**Page extract**
===

Fenza Sobotka 1912
Full-length portrait sitting in left profile view. The sitter is sitting upright in a golden, throne-like antique Empire armchair with a single armrest on which her right hand is resting, playfully holding a long pearl necklace with her left hand. She wears a floor-length white shiny silk dress, with a purple-colored chiffon over it that reaches down over the armchair to the floor. Her brown hair is pinned up, and held in place by a black hairband trimmed in gold. The living room interior is represented by a brown parquet floor, a white wall and a tapestry curtain reaching to the floor, and a three-burner brass wall chandelier.
Oil on canvas, ca. 200 x 150 cm.
Signature: John Quincy Ɑdams
Unknown whereabouts and ownership.
Illustration: Westermanns Monatshefte 9-11 1913, p. 95
Fenza Sobotka, née Cederbergh?, no further biographical data known.

===

**Records provided**
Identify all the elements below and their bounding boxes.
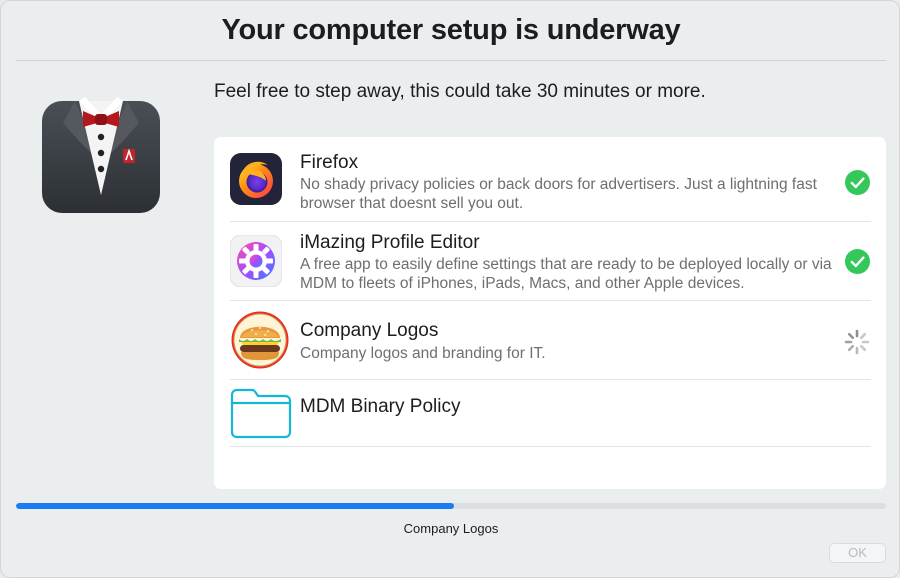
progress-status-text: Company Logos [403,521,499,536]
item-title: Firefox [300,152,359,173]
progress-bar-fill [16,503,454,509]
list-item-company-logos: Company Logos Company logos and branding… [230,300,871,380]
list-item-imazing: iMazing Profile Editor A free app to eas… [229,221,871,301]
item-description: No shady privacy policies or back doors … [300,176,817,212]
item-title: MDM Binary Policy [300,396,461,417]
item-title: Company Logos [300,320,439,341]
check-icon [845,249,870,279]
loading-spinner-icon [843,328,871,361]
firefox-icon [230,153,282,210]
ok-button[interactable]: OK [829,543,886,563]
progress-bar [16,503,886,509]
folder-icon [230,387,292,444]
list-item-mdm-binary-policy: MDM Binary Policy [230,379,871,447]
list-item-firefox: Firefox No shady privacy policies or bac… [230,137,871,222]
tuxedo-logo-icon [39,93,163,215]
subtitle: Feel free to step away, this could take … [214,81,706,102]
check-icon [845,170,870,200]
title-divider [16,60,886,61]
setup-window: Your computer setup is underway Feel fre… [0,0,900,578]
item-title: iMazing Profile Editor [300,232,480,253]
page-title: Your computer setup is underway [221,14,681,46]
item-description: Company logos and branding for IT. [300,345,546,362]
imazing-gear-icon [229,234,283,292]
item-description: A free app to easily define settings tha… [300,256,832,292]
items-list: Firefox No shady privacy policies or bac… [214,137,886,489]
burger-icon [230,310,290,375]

===

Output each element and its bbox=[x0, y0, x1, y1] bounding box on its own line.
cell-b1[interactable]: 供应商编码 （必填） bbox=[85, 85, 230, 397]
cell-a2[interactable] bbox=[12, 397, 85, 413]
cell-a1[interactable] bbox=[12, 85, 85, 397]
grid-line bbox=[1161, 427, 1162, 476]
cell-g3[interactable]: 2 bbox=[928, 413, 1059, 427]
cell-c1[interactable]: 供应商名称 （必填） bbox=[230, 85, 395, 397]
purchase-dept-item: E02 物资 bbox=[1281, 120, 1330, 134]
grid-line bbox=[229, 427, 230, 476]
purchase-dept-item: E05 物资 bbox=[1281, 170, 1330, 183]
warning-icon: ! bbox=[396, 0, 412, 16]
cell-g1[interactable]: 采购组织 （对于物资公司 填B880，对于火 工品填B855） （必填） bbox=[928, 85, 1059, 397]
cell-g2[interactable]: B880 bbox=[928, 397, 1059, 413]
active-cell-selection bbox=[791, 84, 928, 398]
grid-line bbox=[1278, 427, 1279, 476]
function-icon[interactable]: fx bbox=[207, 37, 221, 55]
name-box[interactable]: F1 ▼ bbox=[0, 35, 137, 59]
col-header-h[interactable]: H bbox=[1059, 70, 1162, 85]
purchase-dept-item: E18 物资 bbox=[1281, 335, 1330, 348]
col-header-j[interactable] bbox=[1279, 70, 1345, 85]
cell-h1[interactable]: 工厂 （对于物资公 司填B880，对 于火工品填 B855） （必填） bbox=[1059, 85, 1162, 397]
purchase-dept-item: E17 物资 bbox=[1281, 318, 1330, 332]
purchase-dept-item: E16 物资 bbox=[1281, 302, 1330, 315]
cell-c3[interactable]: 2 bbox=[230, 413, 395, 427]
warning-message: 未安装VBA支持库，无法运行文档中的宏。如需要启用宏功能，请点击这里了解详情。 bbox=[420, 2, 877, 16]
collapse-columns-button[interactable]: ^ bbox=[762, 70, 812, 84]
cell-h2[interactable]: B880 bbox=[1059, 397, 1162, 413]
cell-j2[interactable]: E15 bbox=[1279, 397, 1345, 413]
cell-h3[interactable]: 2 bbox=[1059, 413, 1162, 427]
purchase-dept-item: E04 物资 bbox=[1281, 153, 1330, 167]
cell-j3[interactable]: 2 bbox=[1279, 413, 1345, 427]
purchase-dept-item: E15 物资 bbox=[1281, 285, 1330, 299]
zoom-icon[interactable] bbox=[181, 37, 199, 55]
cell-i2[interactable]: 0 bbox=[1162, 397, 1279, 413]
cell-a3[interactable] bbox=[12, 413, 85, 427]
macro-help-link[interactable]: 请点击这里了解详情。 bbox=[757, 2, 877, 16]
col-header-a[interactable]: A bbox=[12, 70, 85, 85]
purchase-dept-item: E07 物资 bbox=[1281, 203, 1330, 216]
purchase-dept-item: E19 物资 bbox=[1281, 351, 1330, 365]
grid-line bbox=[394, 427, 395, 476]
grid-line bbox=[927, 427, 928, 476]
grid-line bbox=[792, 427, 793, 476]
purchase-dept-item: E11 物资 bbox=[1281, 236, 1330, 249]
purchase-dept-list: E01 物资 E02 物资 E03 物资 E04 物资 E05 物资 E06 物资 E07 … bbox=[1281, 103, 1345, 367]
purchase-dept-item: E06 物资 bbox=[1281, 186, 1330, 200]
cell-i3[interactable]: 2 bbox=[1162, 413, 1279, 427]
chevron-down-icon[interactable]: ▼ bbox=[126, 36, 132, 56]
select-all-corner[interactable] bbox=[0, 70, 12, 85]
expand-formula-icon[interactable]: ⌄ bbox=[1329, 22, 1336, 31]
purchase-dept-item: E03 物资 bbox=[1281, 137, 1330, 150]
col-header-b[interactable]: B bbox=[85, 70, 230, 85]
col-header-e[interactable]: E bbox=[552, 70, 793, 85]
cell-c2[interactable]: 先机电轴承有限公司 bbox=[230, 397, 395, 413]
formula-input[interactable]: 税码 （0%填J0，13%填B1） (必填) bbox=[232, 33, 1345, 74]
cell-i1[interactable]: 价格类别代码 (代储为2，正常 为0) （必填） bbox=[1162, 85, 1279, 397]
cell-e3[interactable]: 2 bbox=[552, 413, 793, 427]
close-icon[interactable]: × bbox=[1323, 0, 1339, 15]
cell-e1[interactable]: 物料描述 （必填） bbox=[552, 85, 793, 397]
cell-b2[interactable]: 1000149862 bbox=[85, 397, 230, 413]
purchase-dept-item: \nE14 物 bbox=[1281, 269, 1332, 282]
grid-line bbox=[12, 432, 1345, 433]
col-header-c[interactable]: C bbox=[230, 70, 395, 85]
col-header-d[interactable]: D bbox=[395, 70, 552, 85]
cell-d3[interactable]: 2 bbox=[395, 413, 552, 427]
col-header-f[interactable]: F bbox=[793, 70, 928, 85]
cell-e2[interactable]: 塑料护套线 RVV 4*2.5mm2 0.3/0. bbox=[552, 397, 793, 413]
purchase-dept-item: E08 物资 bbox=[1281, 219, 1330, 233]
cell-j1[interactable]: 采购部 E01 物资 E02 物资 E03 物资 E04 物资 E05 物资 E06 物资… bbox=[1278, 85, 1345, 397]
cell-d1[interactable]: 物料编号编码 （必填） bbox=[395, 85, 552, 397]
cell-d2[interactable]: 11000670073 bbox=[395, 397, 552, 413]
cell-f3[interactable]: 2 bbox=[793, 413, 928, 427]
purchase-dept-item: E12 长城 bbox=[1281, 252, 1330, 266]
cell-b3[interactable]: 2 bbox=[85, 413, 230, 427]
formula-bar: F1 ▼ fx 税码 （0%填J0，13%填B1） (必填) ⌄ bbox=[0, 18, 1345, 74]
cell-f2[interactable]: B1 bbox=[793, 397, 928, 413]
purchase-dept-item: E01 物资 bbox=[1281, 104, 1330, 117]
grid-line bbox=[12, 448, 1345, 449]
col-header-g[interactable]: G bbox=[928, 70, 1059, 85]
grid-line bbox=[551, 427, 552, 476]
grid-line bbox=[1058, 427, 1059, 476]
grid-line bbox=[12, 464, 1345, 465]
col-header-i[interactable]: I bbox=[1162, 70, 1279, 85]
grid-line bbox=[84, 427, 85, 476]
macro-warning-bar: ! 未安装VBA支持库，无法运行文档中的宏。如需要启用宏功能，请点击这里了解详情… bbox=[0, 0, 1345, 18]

===

**Tasks to complete**
1. Answer the following from the Fenza Sobotka portrait entry:
(a) What does the sitter hold in her left hand?
(b) What medium and approximate size does the entry give for the painting?
(c) Where was the painting illustrated, according to the entry?
2. From the Fenza Sobotka portrait entry, reproduce without changes the part that opens with the words containing "Fenza Sobotka 1912" and closes with "biographical data known.".

**Completed exercise**
1.
(a) A long pearl necklace.
(b) Oil on canvas, ca. 200 x 150 cm.
(c) In Westermanns Monatshefte 9-11 1913, p. 95.

2.
Fenza Sobotka 1912
Full-length portrait sitting in left profile view. The sitter is sitting upright in a golden, throne-like antique Empire armchair with a single armrest on which her right hand is resting, playfully holding a long pearl necklace with her left hand. She wears a floor-length white shiny silk dress, with a purple-colored chiffon over it that reaches down over the armchair to the floor. Her brown hair is pinned up, and held in place by a black hairband trimmed in gold. The living room interior is represented by a brown parquet floor, a white wall and a tapestry curtain reaching to the floor, and a three-burner brass wall chandelier.
Oil on canvas, ca. 200 x 150 cm.
Signature: John Quincy Ɑdams
Unknown whereabouts and ownership.
Illustration: Westermanns Monatshefte 9-11 1913, p. 95
Fenza Sobotka, née Cederbergh?, no further biographical data known.